**Requirements:** All of the data below must be repeated exactly.

**Input for this task:**
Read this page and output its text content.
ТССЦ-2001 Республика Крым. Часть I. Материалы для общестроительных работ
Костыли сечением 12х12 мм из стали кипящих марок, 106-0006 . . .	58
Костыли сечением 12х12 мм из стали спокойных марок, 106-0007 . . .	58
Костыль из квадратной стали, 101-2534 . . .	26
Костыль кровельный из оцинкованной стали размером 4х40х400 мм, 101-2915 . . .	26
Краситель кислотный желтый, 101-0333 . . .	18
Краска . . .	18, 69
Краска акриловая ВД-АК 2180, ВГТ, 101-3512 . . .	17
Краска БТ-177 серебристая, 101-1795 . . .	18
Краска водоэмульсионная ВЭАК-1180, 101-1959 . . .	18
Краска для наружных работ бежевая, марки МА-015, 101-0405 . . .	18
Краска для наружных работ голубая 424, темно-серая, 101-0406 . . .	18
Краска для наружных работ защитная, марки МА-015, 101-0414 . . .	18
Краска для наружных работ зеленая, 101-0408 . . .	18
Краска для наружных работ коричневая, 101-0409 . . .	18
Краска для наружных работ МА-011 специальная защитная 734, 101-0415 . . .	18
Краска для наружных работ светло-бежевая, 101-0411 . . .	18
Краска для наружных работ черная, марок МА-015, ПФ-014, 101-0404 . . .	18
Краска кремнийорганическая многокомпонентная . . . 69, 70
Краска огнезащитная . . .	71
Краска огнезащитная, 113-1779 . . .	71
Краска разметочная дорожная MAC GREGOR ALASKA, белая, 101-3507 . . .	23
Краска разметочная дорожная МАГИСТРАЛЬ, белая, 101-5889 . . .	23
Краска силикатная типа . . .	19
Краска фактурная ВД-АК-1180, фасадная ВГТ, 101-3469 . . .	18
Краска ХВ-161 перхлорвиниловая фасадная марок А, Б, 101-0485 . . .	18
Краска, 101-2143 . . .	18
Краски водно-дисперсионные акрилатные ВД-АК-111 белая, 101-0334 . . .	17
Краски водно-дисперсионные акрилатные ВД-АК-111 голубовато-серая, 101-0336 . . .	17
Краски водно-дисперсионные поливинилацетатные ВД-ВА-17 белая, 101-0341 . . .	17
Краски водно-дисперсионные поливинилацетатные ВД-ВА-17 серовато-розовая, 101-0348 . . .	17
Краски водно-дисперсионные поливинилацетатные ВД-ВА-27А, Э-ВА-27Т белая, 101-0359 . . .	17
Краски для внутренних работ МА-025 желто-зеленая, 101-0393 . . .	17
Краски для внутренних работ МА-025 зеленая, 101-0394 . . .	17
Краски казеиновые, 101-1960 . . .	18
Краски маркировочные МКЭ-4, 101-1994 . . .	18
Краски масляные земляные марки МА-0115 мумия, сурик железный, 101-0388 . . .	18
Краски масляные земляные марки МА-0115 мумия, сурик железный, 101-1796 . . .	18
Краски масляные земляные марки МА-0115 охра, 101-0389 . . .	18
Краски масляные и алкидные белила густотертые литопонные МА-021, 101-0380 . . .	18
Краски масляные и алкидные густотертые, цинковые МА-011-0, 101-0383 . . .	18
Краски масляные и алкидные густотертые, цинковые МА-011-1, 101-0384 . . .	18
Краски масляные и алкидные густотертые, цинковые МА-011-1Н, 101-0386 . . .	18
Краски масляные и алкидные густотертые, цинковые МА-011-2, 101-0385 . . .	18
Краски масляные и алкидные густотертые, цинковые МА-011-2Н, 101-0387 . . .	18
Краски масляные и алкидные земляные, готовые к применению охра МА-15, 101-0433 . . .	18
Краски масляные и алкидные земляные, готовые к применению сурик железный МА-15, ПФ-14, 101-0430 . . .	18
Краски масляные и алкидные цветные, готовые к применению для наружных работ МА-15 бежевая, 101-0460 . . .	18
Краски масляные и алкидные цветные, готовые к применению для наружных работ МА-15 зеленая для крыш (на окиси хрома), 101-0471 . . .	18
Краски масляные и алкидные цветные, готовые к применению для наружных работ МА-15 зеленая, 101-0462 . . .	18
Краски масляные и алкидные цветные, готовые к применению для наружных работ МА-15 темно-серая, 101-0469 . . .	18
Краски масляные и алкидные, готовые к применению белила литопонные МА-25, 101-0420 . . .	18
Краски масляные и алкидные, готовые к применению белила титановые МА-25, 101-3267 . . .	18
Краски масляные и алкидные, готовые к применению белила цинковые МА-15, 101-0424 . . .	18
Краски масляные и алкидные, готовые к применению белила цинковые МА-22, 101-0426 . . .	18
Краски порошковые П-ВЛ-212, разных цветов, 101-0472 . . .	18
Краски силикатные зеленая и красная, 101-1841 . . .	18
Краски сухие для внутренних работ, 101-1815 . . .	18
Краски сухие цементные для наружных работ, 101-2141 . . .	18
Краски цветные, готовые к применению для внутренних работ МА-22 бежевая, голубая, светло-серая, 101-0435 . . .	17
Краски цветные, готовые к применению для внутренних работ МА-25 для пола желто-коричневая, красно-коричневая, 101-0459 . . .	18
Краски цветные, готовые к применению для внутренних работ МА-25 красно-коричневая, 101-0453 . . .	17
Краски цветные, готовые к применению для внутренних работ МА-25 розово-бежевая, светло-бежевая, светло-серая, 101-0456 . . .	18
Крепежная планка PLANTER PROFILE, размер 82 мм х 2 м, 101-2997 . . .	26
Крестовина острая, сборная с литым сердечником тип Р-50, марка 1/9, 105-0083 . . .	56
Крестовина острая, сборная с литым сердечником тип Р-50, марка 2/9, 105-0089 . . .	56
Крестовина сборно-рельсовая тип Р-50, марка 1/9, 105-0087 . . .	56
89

**Reply:**
Read this page and output its text content.
ТССЦ-2001 Республика Крым. Часть I. Материалы для общестроительных работ
Костыли сечением 12х12 мм из стали кипящих марок, 106-0006 . . .	58
Костыли сечением 12х12 мм из стали спокойных марок, 106-0007 . . .	58
Костыль из квадратной стали, 101-2534 . . .	26
Костыль кровельный из оцинкованной стали размером 4х40х400 мм, 101-2915 . . .	26
Краситель кислотный желтый, 101-0333 . . .	18
Краска . . .	18, 69
Краска акриловая ВД-АК 2180, ВГТ, 101-3512 . . .	17
Краска БТ-177 серебристая, 101-1795 . . .	18
Краска водоэмульсионная ВЭАК-1180, 101-1959 . . .	18
Краска для наружных работ бежевая, марки МА-015, 101-0405 . . .	18
Краска для наружных работ голубая 424, темно-серая, 101-0406 . . .	18
Краска для наружных работ защитная, марки МА-015, 101-0414 . . .	18
Краска для наружных работ зеленая, 101-0408 . . .	18
Краска для наружных работ коричневая, 101-0409 . . .	18
Краска для наружных работ МА-011 специальная защитная 734, 101-0415 . . .	18
Краска для наружных работ светло-бежевая, 101-0411 . . .	18
Краска для наружных работ черная, марок МА-015, ПФ-014, 101-0404 . . .	18
Краска кремнийорганическая многокомпонентная . . . 69, 70
Краска огнезащитная . . .	71
Краска огнезащитная, 113-1779 . . .	71
Краска разметочная дорожная MAC GREGOR ALASKA, белая, 101-3507 . . .	23
Краска разметочная дорожная МАГИСТРАЛЬ, белая, 101-5889 . . .	23
Краска силикатная типа . . .	19
Краска фактурная ВД-АК-1180, фасадная ВГТ, 101-3469 . . .	18
Краска ХВ-161 перхлорвиниловая фасадная марок А, Б, 101-0485 . . .	18
Краска, 101-2143 . . .	18
Краски водно-дисперсионные акрилатные ВД-АК-111 белая, 101-0334 . . .	17
Краски водно-дисперсионные акрилатные ВД-АК-111 голубовато-серая, 101-0336 . . .	17
Краски водно-дисперсионные поливинилацетатные ВД-ВА-17 белая, 101-0341 . . .	17
Краски водно-дисперсионные поливинилацетатные ВД-ВА-17 серовато-розовая, 101-0348 . . .	17
Краски водно-дисперсионные поливинилацетатные ВД-ВА-27А, Э-ВА-27Т белая, 101-0359 . . .	17
Краски для внутренних работ МА-025 желто-зеленая, 101-0393 . . .	17
Краски для внутренних работ МА-025 зеленая, 101-0394 . . .	17
Краски казеиновые, 101-1960 . . .	18
Краски маркировочные МКЭ-4, 101-1994 . . .	18
Краски масляные земляные марки МА-0115 мумия, сурик железный, 101-0388 . . .	18
Краски масляные земляные марки МА-0115 мумия, сурик железный, 101-1796 . . .	18
Краски масляные земляные марки МА-0115 охра, 101-0389 . . .	18
Краски масляные и алкидные белила густотертые литопонные МА-021, 101-0380 . . .	18
Краски масляные и алкидные густотертые, цинковые МА-011-0, 101-0383 . . .	18
Краски масляные и алкидные густотертые, цинковые МА-011-1, 101-0384 . . .	18
Краски масляные и алкидные густотертые, цинковые МА-011-1Н, 101-0386 . . .	18
Краски масляные и алкидные густотертые, цинковые МА-011-2, 101-0385 . . .	18
Краски масляные и алкидные густотертые, цинковые МА-011-2Н, 101-0387 . . .	18
Краски масляные и алкидные земляные, готовые к применению охра МА-15, 101-0433 . . .	18
Краски масляные и алкидные земляные, готовые к применению сурик железный МА-15, ПФ-14, 101-0430 . . .	18
Краски масляные и алкидные цветные, готовые к применению для наружных работ МА-15 бежевая, 101-0460 . . .	18
Краски масляные и алкидные цветные, готовые к применению для наружных работ МА-15 зеленая для крыш (на окиси хрома), 101-0471 . . .	18
Краски масляные и алкидные цветные, готовые к применению для наружных работ МА-15 зеленая, 101-0462 . . .	18
Краски масляные и алкидные цветные, готовые к применению для наружных работ МА-15 темно-серая, 101-0469 . . .	18
Краски масляные и алкидные, готовые к применению белила литопонные МА-25, 101-0420 . . .	18
Краски масляные и алкидные, готовые к применению белила титановые МА-25, 101-3267 . . .	18
Краски масляные и алкидные, готовые к применению белила цинковые МА-15, 101-0424 . . .	18
Краски масляные и алкидные, готовые к применению белила цинковые МА-22, 101-0426 . . .	18
Краски порошковые П-ВЛ-212, разных цветов, 101-0472 . . .	18
Краски силикатные зеленая и красная, 101-1841 . . .	18
Краски сухие для внутренних работ, 101-1815 . . .	18
Краски сухие цементные для наружных работ, 101-2141 . . .	18
Краски цветные, готовые к применению для внутренних работ МА-22 бежевая, голубая, светло-серая, 101-0435 . . .	17
Краски цветные, готовые к применению для внутренних работ МА-25 для пола желто-коричневая, красно-коричневая, 101-0459 . . .	18
Краски цветные, готовые к применению для внутренних работ МА-25 красно-коричневая, 101-0453 . . .	17
Краски цветные, готовые к применению для внутренних работ МА-25 розово-бежевая, светло-бежевая, светло-серая, 101-0456 . . .	18
Крепежная планка PLANTER PROFILE, размер 82 мм х 2 м, 101-2997 . . .	26
Крестовина острая, сборная с литым сердечником тип Р-50, марка 1/9, 105-0083 . . .	56
Крестовина острая, сборная с литым сердечником тип Р-50, марка 2/9, 105-0089 . . .	56
Крестовина сборно-рельсовая тип Р-50, марка 1/9, 105-0087 . . .	56
89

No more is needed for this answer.